[Start Material for this task]

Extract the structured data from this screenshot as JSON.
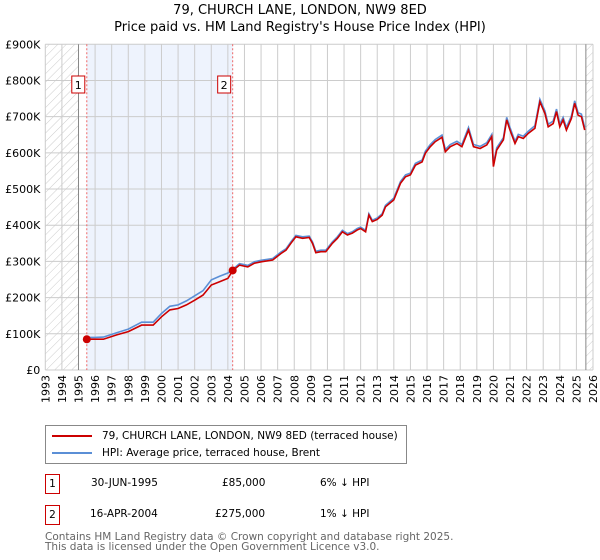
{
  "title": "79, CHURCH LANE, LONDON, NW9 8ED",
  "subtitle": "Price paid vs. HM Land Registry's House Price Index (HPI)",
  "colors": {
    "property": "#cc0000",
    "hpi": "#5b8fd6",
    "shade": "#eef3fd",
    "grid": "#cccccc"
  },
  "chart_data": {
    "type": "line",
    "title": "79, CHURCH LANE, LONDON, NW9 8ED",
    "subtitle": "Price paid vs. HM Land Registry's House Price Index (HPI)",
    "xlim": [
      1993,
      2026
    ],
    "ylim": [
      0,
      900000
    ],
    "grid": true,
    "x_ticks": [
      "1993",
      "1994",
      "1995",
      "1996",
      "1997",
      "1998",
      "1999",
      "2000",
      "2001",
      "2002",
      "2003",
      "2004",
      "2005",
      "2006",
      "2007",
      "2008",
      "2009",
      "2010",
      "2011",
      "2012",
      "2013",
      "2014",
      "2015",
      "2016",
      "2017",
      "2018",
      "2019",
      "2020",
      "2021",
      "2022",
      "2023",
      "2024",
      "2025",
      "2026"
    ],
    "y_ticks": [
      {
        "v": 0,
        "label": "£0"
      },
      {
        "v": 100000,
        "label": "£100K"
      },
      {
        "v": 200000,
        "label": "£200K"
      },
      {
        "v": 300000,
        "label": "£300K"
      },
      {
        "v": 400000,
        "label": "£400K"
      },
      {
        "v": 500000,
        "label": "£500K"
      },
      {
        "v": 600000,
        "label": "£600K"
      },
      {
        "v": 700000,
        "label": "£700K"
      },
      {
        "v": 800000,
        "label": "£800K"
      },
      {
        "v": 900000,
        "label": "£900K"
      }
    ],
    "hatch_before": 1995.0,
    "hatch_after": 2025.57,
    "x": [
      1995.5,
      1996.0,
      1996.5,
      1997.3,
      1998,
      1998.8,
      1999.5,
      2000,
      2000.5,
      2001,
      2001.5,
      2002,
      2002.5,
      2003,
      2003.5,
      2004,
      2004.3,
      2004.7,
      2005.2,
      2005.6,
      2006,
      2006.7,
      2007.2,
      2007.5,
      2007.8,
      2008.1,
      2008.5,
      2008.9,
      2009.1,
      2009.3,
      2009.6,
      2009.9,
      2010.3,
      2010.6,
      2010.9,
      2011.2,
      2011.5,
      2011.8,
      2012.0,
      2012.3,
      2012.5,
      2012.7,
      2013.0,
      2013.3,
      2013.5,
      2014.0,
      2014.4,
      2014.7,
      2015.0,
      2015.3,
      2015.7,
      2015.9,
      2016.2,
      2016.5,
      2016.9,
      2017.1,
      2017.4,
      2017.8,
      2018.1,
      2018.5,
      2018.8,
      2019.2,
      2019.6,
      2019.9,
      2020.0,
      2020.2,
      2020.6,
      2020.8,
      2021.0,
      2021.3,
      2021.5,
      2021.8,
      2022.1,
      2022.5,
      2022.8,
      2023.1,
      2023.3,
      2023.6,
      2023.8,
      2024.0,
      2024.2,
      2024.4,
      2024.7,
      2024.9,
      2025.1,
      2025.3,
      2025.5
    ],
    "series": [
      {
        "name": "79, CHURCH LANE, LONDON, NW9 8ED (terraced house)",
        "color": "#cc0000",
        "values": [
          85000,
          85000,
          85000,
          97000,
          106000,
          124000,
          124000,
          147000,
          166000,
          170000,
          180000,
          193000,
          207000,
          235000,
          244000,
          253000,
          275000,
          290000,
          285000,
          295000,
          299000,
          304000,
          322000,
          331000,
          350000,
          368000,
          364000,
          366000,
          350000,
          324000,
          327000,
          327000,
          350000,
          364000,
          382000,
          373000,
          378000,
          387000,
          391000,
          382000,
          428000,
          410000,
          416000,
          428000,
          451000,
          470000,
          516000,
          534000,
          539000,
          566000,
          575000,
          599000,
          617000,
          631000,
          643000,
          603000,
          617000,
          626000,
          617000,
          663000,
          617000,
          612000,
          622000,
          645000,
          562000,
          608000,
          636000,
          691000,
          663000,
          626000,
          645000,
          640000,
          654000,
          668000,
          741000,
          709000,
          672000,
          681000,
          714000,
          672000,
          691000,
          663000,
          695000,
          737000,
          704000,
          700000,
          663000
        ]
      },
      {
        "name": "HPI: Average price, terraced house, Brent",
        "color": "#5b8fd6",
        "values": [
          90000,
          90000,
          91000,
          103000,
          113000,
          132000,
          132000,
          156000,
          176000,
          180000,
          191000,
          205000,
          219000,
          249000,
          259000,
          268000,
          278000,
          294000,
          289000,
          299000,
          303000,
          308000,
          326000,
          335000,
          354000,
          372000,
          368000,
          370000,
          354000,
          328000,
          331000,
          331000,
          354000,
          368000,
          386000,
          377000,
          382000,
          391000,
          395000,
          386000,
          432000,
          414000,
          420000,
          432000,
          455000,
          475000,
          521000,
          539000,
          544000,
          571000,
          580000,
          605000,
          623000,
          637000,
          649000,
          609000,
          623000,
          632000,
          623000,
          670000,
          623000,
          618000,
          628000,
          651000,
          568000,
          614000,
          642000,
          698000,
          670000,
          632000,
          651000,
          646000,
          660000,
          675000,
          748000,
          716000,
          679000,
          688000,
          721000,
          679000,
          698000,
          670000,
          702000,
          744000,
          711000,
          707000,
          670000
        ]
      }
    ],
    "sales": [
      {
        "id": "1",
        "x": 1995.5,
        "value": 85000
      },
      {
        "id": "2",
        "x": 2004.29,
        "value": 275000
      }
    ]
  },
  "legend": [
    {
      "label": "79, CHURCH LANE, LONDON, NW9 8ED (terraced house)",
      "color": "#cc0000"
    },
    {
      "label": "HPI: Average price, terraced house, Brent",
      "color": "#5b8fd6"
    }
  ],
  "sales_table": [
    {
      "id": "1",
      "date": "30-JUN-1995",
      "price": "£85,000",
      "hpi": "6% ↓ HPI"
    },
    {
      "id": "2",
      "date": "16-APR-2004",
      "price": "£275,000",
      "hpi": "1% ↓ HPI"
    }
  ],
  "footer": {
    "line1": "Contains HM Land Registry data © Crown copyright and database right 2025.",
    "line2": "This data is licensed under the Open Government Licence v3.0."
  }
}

[End Material for this task]
[Start Material for this task]

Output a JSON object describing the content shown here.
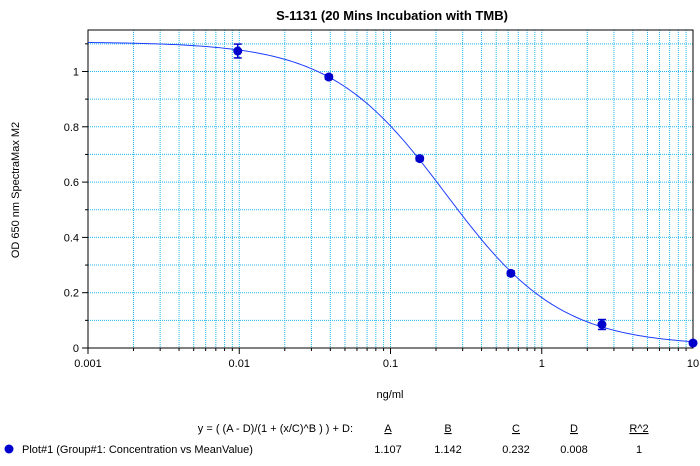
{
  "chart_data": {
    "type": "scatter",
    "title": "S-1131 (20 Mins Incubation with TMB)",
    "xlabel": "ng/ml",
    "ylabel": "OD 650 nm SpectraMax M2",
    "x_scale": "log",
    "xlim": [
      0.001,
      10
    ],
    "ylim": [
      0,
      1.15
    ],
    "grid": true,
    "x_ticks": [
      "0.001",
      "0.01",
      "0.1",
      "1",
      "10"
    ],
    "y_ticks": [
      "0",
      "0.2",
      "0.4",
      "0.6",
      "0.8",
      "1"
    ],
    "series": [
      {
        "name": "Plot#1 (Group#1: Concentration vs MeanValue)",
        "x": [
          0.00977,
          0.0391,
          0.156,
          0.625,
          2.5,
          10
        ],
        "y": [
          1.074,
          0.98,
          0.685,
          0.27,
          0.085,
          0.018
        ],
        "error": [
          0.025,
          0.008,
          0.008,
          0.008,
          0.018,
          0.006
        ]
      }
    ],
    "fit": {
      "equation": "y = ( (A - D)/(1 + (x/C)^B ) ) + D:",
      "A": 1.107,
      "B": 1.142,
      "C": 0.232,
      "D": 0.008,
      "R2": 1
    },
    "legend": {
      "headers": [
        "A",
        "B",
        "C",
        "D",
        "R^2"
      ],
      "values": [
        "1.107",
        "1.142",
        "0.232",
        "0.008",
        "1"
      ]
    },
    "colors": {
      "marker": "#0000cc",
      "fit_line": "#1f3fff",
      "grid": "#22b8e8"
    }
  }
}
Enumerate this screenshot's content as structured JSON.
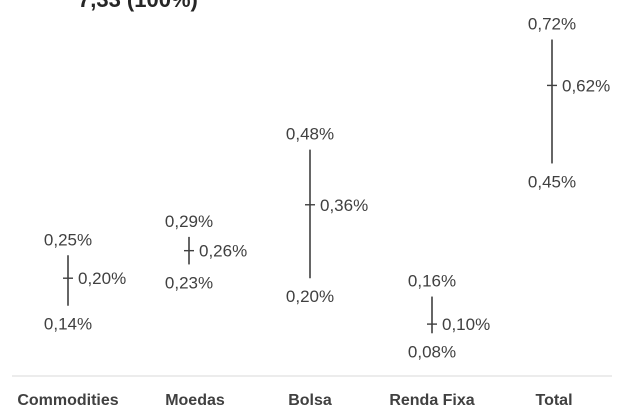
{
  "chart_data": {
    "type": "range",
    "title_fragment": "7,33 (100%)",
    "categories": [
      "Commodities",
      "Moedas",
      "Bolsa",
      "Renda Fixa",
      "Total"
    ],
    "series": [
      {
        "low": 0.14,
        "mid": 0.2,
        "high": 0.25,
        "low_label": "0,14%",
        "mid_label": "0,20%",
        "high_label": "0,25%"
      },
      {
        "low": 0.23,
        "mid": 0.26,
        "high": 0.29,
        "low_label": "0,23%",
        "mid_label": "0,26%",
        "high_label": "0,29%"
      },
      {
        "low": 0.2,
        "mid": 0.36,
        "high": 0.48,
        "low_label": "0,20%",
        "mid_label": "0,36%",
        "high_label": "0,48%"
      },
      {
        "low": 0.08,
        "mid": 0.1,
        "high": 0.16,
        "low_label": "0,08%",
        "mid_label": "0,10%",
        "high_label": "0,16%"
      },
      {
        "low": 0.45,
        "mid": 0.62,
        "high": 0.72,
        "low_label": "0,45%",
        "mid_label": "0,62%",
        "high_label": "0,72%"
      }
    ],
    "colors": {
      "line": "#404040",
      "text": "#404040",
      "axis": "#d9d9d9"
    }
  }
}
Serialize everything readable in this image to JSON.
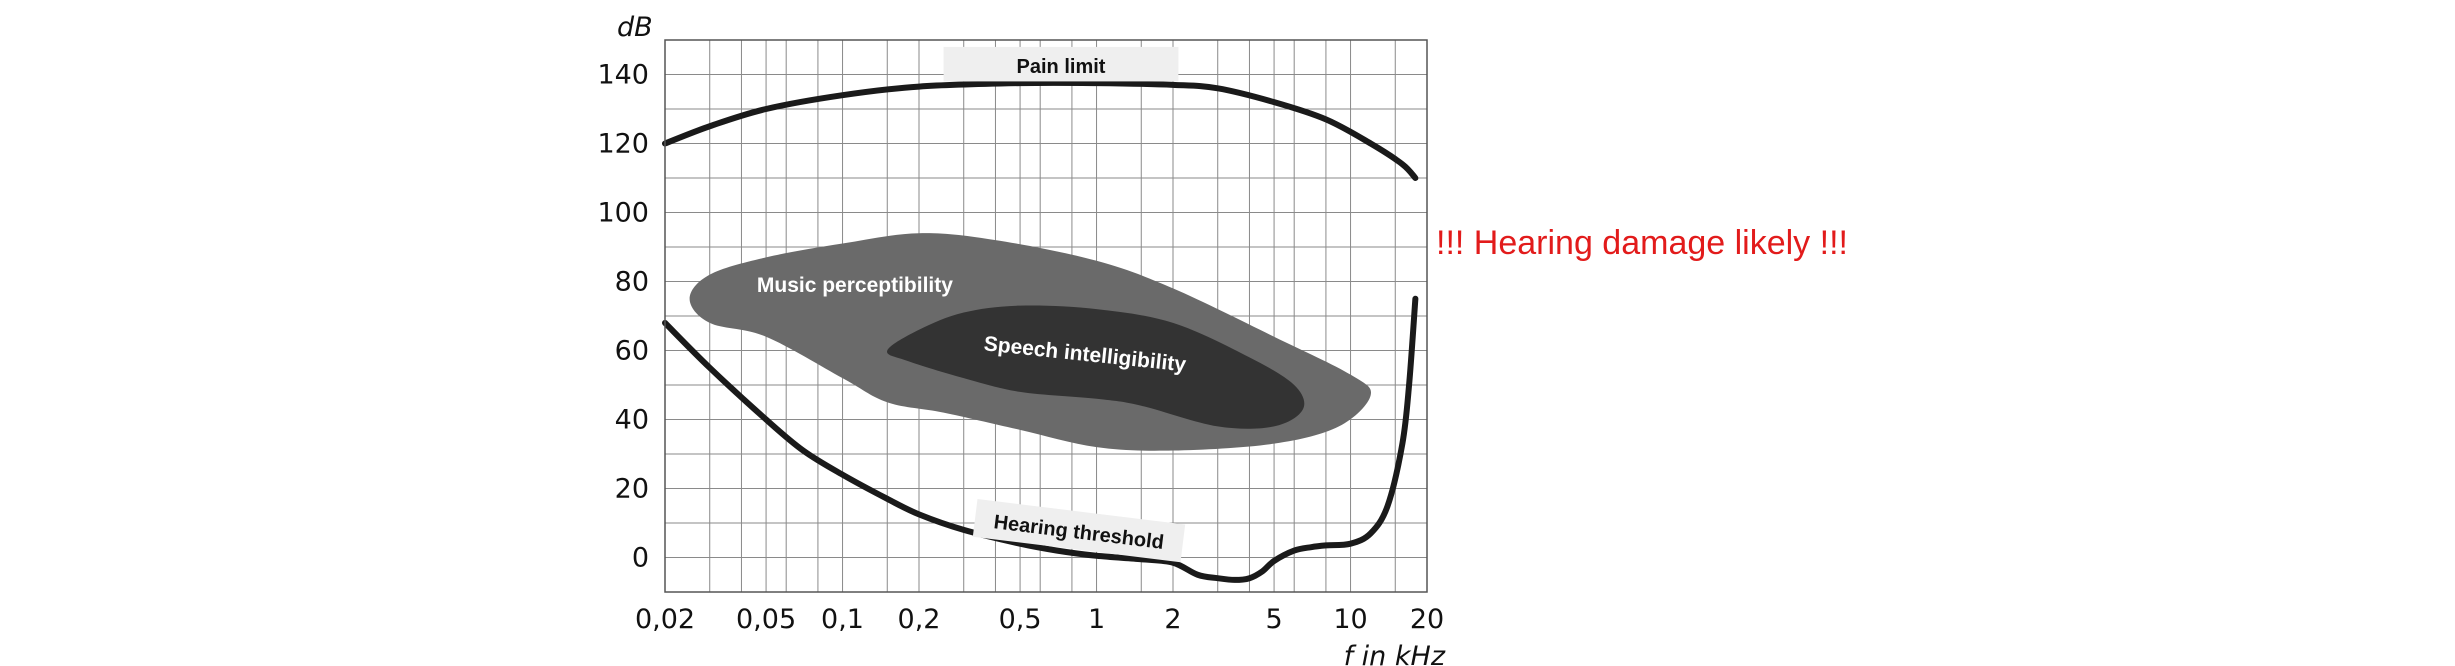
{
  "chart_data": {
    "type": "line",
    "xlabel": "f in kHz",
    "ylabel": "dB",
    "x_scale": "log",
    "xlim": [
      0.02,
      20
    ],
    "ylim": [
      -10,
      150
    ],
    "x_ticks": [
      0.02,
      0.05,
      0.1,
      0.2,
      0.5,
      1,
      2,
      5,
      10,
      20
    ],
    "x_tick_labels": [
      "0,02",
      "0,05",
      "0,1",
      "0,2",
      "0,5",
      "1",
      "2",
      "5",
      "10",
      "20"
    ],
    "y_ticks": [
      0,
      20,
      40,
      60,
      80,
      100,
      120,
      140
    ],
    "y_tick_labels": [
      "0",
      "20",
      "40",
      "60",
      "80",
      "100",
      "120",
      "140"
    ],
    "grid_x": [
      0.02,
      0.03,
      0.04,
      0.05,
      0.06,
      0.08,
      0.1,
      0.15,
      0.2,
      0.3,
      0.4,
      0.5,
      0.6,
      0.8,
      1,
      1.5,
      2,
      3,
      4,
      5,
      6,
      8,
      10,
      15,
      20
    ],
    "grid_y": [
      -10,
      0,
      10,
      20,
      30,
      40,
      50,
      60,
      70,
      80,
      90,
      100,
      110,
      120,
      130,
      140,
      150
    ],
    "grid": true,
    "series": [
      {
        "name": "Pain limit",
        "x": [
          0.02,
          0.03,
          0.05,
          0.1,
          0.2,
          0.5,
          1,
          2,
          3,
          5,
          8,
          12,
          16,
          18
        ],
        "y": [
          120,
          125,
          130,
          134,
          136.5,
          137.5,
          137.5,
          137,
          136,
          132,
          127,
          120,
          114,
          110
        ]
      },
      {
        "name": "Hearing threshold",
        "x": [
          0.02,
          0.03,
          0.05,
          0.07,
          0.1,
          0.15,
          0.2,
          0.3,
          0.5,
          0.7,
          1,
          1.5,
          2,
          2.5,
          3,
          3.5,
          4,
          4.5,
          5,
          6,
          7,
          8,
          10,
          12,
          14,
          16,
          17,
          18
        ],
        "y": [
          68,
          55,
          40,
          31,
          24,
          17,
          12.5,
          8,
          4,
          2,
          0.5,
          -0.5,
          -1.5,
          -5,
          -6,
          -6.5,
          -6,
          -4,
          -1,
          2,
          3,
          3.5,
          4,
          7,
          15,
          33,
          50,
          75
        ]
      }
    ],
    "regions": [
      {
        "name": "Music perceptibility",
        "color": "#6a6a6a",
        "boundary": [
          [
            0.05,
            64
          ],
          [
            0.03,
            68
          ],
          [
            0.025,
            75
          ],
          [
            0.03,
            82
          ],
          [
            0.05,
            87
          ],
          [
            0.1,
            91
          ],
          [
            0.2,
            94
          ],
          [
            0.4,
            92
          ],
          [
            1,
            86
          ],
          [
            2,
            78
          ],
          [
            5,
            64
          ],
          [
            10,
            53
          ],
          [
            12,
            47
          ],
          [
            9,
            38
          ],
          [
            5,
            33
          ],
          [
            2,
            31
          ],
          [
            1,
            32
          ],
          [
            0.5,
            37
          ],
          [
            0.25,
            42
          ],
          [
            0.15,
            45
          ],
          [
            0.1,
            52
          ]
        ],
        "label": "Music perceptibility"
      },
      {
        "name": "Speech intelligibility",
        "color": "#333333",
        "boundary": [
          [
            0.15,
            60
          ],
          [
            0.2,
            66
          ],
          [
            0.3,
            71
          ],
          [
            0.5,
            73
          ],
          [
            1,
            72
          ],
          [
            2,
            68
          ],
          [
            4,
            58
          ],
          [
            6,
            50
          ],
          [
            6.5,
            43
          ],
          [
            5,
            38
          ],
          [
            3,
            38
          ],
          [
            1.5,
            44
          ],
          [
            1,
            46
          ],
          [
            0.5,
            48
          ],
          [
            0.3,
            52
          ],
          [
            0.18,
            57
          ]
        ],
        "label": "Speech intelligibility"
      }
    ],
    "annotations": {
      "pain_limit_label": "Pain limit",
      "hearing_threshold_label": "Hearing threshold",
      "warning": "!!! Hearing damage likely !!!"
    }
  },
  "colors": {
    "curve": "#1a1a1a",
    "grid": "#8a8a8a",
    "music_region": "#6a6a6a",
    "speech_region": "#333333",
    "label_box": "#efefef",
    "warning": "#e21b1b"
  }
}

[End Material for this task]
[Start Material for this task]

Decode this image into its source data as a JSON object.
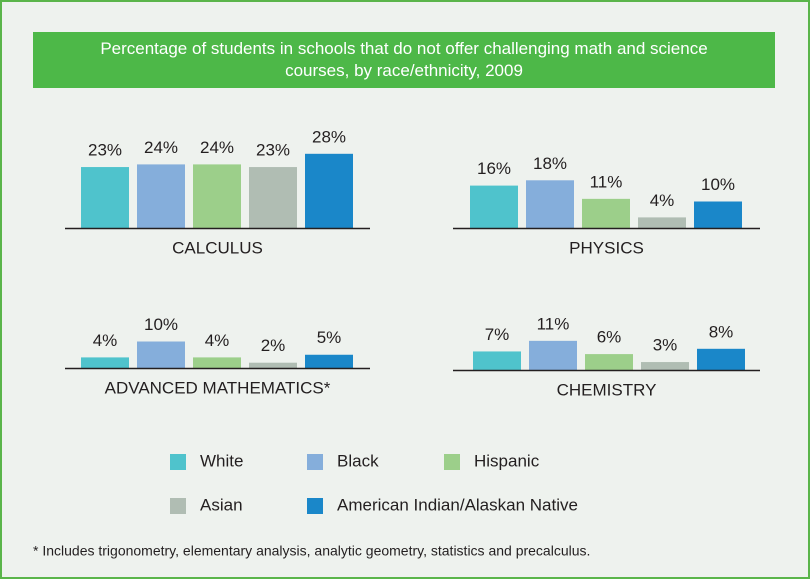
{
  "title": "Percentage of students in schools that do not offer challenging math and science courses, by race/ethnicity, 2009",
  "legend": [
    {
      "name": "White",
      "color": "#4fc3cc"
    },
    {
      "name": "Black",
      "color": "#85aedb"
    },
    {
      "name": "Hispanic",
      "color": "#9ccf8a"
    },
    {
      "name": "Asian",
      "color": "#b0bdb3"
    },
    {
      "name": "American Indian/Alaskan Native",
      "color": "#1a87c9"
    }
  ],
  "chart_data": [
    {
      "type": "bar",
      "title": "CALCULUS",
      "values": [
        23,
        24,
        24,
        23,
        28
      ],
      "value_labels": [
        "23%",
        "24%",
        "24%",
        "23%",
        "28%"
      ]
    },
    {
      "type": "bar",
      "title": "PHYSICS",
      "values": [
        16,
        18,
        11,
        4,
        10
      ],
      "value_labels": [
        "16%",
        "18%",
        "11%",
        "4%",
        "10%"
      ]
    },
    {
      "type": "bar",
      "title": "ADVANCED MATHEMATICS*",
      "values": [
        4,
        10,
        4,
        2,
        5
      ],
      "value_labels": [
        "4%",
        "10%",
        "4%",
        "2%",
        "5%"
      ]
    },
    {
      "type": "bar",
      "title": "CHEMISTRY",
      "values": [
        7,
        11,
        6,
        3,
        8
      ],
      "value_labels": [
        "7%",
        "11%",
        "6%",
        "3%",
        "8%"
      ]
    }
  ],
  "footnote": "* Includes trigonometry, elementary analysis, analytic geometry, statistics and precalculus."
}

[End Material for this task]

## Stated goal
Across the records, count the lines holding the string "subtitle". Give the number and stop.

## Answer to this problem
2